== Instruction ==
The records are to be restated in their entirety, word for word.

-- START --

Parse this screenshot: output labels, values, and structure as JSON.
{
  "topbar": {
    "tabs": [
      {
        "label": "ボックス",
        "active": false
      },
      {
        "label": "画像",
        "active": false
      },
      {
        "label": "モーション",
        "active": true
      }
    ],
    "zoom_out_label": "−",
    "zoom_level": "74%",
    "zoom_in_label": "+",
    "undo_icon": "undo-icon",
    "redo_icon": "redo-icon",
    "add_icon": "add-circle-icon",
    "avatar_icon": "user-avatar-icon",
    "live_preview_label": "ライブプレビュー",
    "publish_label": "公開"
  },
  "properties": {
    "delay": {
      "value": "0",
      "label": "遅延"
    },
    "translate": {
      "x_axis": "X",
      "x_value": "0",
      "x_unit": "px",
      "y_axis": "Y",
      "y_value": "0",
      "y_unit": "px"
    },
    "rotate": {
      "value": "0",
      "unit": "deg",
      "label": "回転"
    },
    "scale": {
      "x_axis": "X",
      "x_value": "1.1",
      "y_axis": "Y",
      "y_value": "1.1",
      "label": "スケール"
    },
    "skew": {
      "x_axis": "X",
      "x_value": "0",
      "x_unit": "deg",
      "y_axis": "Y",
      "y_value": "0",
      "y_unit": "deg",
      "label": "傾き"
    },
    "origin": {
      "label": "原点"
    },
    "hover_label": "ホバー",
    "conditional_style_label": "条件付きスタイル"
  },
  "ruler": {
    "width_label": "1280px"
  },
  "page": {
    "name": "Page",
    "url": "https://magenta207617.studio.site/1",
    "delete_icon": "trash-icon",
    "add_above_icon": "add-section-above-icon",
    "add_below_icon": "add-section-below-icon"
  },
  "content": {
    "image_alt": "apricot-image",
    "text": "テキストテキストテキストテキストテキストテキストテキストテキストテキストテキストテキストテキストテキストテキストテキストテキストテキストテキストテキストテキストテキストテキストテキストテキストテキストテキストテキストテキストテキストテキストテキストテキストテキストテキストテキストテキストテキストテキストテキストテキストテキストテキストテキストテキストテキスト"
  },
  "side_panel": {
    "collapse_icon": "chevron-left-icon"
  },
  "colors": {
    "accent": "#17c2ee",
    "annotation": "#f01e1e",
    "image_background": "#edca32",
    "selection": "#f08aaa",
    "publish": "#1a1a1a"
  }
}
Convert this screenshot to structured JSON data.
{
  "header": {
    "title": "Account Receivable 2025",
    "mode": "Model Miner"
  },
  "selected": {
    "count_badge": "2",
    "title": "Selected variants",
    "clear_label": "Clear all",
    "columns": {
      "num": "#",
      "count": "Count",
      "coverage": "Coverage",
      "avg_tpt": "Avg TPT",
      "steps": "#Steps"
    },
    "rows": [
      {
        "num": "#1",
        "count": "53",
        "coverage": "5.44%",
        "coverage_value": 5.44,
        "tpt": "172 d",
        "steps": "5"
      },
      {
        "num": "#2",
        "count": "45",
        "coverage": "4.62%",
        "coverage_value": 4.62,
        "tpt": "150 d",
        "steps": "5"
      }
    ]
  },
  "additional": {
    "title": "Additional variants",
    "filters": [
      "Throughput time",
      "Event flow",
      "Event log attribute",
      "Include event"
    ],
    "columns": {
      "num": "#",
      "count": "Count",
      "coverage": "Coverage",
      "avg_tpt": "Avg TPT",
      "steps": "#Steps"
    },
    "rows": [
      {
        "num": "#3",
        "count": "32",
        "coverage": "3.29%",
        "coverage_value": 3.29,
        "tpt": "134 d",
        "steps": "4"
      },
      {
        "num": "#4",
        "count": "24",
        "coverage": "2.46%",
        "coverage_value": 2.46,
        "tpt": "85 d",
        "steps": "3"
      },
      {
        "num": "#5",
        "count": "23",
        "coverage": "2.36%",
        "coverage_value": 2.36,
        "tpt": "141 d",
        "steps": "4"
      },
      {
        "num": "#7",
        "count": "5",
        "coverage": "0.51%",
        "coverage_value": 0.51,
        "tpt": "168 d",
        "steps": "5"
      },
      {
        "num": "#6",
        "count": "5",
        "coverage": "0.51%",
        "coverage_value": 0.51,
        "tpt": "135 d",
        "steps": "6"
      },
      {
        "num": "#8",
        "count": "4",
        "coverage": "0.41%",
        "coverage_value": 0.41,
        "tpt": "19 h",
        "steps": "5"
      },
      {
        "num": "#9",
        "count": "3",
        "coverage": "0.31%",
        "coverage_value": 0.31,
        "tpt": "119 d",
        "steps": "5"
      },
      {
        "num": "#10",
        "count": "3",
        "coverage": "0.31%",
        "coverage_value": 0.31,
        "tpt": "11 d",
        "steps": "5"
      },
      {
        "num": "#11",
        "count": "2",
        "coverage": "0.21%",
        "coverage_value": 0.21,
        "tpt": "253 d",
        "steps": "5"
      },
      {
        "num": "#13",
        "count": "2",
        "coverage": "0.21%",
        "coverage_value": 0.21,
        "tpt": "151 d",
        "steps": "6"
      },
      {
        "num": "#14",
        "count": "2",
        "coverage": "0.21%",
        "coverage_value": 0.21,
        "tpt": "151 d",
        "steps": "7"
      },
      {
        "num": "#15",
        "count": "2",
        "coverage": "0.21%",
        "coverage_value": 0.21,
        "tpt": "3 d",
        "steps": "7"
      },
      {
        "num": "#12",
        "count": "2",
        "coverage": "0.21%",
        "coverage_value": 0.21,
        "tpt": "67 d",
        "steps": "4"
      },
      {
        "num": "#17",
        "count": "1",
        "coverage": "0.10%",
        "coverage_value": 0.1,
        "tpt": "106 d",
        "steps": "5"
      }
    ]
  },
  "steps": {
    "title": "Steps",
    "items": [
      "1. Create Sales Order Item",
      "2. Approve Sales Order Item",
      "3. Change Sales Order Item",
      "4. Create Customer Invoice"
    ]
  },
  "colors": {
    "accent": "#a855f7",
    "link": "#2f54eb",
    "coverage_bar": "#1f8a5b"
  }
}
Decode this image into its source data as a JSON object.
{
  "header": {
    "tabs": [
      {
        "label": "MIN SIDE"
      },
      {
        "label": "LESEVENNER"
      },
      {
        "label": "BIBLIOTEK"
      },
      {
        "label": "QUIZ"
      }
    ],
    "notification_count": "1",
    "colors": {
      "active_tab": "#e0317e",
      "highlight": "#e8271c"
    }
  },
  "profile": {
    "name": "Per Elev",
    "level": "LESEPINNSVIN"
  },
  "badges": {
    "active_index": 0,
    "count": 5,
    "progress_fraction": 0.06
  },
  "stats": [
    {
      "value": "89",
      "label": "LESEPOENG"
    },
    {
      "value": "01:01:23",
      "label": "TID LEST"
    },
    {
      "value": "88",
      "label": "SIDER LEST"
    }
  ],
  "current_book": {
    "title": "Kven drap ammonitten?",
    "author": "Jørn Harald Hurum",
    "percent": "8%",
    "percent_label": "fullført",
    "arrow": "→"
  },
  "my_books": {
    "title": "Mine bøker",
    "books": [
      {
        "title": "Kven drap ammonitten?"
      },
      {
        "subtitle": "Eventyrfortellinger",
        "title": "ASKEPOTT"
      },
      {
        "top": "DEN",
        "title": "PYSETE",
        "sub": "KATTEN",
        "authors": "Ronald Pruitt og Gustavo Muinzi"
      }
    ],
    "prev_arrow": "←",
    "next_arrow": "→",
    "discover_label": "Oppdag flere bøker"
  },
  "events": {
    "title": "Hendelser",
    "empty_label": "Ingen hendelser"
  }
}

-- END --

== In response ==
Parse this screenshot: output labels, values, and structure as JSON.
{
  "topbar": {
    "tabs": [
      {
        "label": "ボックス",
        "active": false
      },
      {
        "label": "画像",
        "active": false
      },
      {
        "label": "モーション",
        "active": true
      }
    ],
    "zoom_out_label": "−",
    "zoom_level": "74%",
    "zoom_in_label": "+",
    "undo_icon": "undo-icon",
    "redo_icon": "redo-icon",
    "add_icon": "add-circle-icon",
    "avatar_icon": "user-avatar-icon",
    "live_preview_label": "ライブプレビュー",
    "publish_label": "公開"
  },
  "properties": {
    "delay": {
      "value": "0",
      "label": "遅延"
    },
    "translate": {
      "x_axis": "X",
      "x_value": "0",
      "x_unit": "px",
      "y_axis": "Y",
      "y_value": "0",
      "y_unit": "px"
    },
    "rotate": {
      "value": "0",
      "unit": "deg",
      "label": "回転"
    },
    "scale": {
      "x_axis": "X",
      "x_value": "1.1",
      "y_axis": "Y",
      "y_value": "1.1",
      "label": "スケール"
    },
    "skew": {
      "x_axis": "X",
      "x_value": "0",
      "x_unit": "deg",
      "y_axis": "Y",
      "y_value": "0",
      "y_unit": "deg",
      "label": "傾き"
    },
    "origin": {
      "label": "原点"
    },
    "hover_label": "ホバー",
    "conditional_style_label": "条件付きスタイル"
  },
  "ruler": {
    "width_label": "1280px"
  },
  "page": {
    "name": "Page",
    "url": "https://magenta207617.studio.site/1",
    "delete_icon": "trash-icon",
    "add_above_icon": "add-section-above-icon",
    "add_below_icon": "add-section-below-icon"
  },
  "content": {
    "image_alt": "apricot-image",
    "text": "テキストテキストテキストテキストテキストテキストテキストテキストテキストテキストテキストテキストテキストテキストテキストテキストテキストテキストテキストテキストテキストテキストテキストテキストテキストテキストテキストテキストテキストテキストテキストテキストテキストテキストテキストテキストテキストテキストテキストテキストテキストテキストテキストテキストテキスト"
  },
  "side_panel": {
    "collapse_icon": "chevron-left-icon"
  },
  "colors": {
    "accent": "#17c2ee",
    "annotation": "#f01e1e",
    "image_background": "#edca32",
    "selection": "#f08aaa",
    "publish": "#1a1a1a"
  }
}
Convert this screenshot to structured JSON data.
{
  "header": {
    "title": "Account Receivable 2025",
    "mode": "Model Miner"
  },
  "selected": {
    "count_badge": "2",
    "title": "Selected variants",
    "clear_label": "Clear all",
    "columns": {
      "num": "#",
      "count": "Count",
      "coverage": "Coverage",
      "avg_tpt": "Avg TPT",
      "steps": "#Steps"
    },
    "rows": [
      {
        "num": "#1",
        "count": "53",
        "coverage": "5.44%",
        "coverage_value": 5.44,
        "tpt": "172 d",
        "steps": "5"
      },
      {
        "num": "#2",
        "count": "45",
        "coverage": "4.62%",
        "coverage_value": 4.62,
        "tpt": "150 d",
        "steps": "5"
      }
    ]
  },
  "additional": {
    "title": "Additional variants",
    "filters": [
      "Throughput time",
      "Event flow",
      "Event log attribute",
      "Include event"
    ],
    "columns": {
      "num": "#",
      "count": "Count",
      "coverage": "Coverage",
      "avg_tpt": "Avg TPT",
      "steps": "#Steps"
    },
    "rows": [
      {
        "num": "#3",
        "count": "32",
        "coverage": "3.29%",
        "coverage_value": 3.29,
        "tpt": "134 d",
        "steps": "4"
      },
      {
        "num": "#4",
        "count": "24",
        "coverage": "2.46%",
        "coverage_value": 2.46,
        "tpt": "85 d",
        "steps": "3"
      },
      {
        "num": "#5",
        "count": "23",
        "coverage": "2.36%",
        "coverage_value": 2.36,
        "tpt": "141 d",
        "steps": "4"
      },
      {
        "num": "#7",
        "count": "5",
        "coverage": "0.51%",
        "coverage_value": 0.51,
        "tpt": "168 d",
        "steps": "5"
      },
      {
        "num": "#6",
        "count": "5",
        "coverage": "0.51%",
        "coverage_value": 0.51,
        "tpt": "135 d",
        "steps": "6"
      },
      {
        "num": "#8",
        "count": "4",
        "coverage": "0.41%",
        "coverage_value": 0.41,
        "tpt": "19 h",
        "steps": "5"
      },
      {
        "num": "#9",
        "count": "3",
        "coverage": "0.31%",
        "coverage_value": 0.31,
        "tpt": "119 d",
        "steps": "5"
      },
      {
        "num": "#10",
        "count": "3",
        "coverage": "0.31%",
        "coverage_value": 0.31,
        "tpt": "11 d",
        "steps": "5"
      },
      {
        "num": "#11",
        "count": "2",
        "coverage": "0.21%",
        "coverage_value": 0.21,
        "tpt": "253 d",
        "steps": "5"
      },
      {
        "num": "#13",
        "count": "2",
        "coverage": "0.21%",
        "coverage_value": 0.21,
        "tpt": "151 d",
        "steps": "6"
      },
      {
        "num": "#14",
        "count": "2",
        "coverage": "0.21%",
        "coverage_value": 0.21,
        "tpt": "151 d",
        "steps": "7"
      },
      {
        "num": "#15",
        "count": "2",
        "coverage": "0.21%",
        "coverage_value": 0.21,
        "tpt": "3 d",
        "steps": "7"
      },
      {
        "num": "#12",
        "count": "2",
        "coverage": "0.21%",
        "coverage_value": 0.21,
        "tpt": "67 d",
        "steps": "4"
      },
      {
        "num": "#17",
        "count": "1",
        "coverage": "0.10%",
        "coverage_value": 0.1,
        "tpt": "106 d",
        "steps": "5"
      }
    ]
  },
  "steps": {
    "title": "Steps",
    "items": [
      "1. Create Sales Order Item",
      "2. Approve Sales Order Item",
      "3. Change Sales Order Item",
      "4. Create Customer Invoice"
    ]
  },
  "colors": {
    "accent": "#a855f7",
    "link": "#2f54eb",
    "coverage_bar": "#1f8a5b"
  }
}
Decode this image into its source data as a JSON object.
{
  "header": {
    "tabs": [
      {
        "label": "MIN SIDE"
      },
      {
        "label": "LESEVENNER"
      },
      {
        "label": "BIBLIOTEK"
      },
      {
        "label": "QUIZ"
      }
    ],
    "notification_count": "1",
    "colors": {
      "active_tab": "#e0317e",
      "highlight": "#e8271c"
    }
  },
  "profile": {
    "name": "Per Elev",
    "level": "LESEPINNSVIN"
  },
  "badges": {
    "active_index": 0,
    "count": 5,
    "progress_fraction": 0.06
  },
  "stats": [
    {
      "value": "89",
      "label": "LESEPOENG"
    },
    {
      "value": "01:01:23",
      "label": "TID LEST"
    },
    {
      "value": "88",
      "label": "SIDER LEST"
    }
  ],
  "current_book": {
    "title": "Kven drap ammonitten?",
    "author": "Jørn Harald Hurum",
    "percent": "8%",
    "percent_label": "fullført",
    "arrow": "→"
  },
  "my_books": {
    "title": "Mine bøker",
    "books": [
      {
        "title": "Kven drap ammonitten?"
      },
      {
        "subtitle": "Eventyrfortellinger",
        "title": "ASKEPOTT"
      },
      {
        "top": "DEN",
        "title": "PYSETE",
        "sub": "KATTEN",
        "authors": "Ronald Pruitt og Gustavo Muinzi"
      }
    ],
    "prev_arrow": "←",
    "next_arrow": "→",
    "discover_label": "Oppdag flere bøker"
  },
  "events": {
    "title": "Hendelser",
    "empty_label": "Ingen hendelser"
  }
}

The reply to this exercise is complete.